- [What this task involves]:
Please restate the following records word for word.

+ + + + +

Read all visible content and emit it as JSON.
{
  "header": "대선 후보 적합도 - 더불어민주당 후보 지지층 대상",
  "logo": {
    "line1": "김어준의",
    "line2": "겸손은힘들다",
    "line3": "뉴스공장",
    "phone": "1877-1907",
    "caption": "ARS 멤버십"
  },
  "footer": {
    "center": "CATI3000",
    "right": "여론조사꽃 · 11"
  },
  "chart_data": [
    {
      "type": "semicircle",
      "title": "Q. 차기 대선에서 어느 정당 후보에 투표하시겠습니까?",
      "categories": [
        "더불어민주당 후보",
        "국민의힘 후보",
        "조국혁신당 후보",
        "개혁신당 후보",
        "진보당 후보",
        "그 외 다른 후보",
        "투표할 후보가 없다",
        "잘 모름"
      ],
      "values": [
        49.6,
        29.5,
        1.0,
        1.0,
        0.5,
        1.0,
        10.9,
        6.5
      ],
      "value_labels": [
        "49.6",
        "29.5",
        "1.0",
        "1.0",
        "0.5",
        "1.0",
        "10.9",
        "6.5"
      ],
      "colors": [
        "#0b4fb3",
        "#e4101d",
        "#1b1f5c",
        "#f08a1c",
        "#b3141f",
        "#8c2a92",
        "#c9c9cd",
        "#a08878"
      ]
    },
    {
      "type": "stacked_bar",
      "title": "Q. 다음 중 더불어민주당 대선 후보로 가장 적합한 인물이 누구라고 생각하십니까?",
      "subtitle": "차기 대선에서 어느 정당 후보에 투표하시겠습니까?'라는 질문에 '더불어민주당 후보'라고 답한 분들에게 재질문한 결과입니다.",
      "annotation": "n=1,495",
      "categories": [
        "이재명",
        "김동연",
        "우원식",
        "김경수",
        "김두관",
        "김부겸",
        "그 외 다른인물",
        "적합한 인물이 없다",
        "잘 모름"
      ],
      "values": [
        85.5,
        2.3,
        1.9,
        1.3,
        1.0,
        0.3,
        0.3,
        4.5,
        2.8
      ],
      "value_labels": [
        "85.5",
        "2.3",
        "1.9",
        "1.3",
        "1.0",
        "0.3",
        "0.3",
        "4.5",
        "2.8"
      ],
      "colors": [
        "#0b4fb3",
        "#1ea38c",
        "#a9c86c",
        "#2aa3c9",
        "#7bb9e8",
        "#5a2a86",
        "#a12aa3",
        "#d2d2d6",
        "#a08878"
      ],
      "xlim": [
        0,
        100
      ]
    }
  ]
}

+ + + + +

- [Solution]:
Read all visible content and emit it as JSON.
{
  "header": "대선 후보 적합도 - 더불어민주당 후보 지지층 대상",
  "logo": {
    "line1": "김어준의",
    "line2": "겸손은힘들다",
    "line3": "뉴스공장",
    "phone": "1877-1907",
    "caption": "ARS 멤버십"
  },
  "footer": {
    "center": "CATI3000",
    "right": "여론조사꽃 · 11"
  },
  "chart_data": [
    {
      "type": "semicircle",
      "title": "Q. 차기 대선에서 어느 정당 후보에 투표하시겠습니까?",
      "categories": [
        "더불어민주당 후보",
        "국민의힘 후보",
        "조국혁신당 후보",
        "개혁신당 후보",
        "진보당 후보",
        "그 외 다른 후보",
        "투표할 후보가 없다",
        "잘 모름"
      ],
      "values": [
        49.6,
        29.5,
        1.0,
        1.0,
        0.5,
        1.0,
        10.9,
        6.5
      ],
      "value_labels": [
        "49.6",
        "29.5",
        "1.0",
        "1.0",
        "0.5",
        "1.0",
        "10.9",
        "6.5"
      ],
      "colors": [
        "#0b4fb3",
        "#e4101d",
        "#1b1f5c",
        "#f08a1c",
        "#b3141f",
        "#8c2a92",
        "#c9c9cd",
        "#a08878"
      ]
    },
    {
      "type": "stacked_bar",
      "title": "Q. 다음 중 더불어민주당 대선 후보로 가장 적합한 인물이 누구라고 생각하십니까?",
      "subtitle": "차기 대선에서 어느 정당 후보에 투표하시겠습니까?'라는 질문에 '더불어민주당 후보'라고 답한 분들에게 재질문한 결과입니다.",
      "annotation": "n=1,495",
      "categories": [
        "이재명",
        "김동연",
        "우원식",
        "김경수",
        "김두관",
        "김부겸",
        "그 외 다른인물",
        "적합한 인물이 없다",
        "잘 모름"
      ],
      "values": [
        85.5,
        2.3,
        1.9,
        1.3,
        1.0,
        0.3,
        0.3,
        4.5,
        2.8
      ],
      "value_labels": [
        "85.5",
        "2.3",
        "1.9",
        "1.3",
        "1.0",
        "0.3",
        "0.3",
        "4.5",
        "2.8"
      ],
      "colors": [
        "#0b4fb3",
        "#1ea38c",
        "#a9c86c",
        "#2aa3c9",
        "#7bb9e8",
        "#5a2a86",
        "#a12aa3",
        "#d2d2d6",
        "#a08878"
      ],
      "xlim": [
        0,
        100
      ]
    }
  ]
}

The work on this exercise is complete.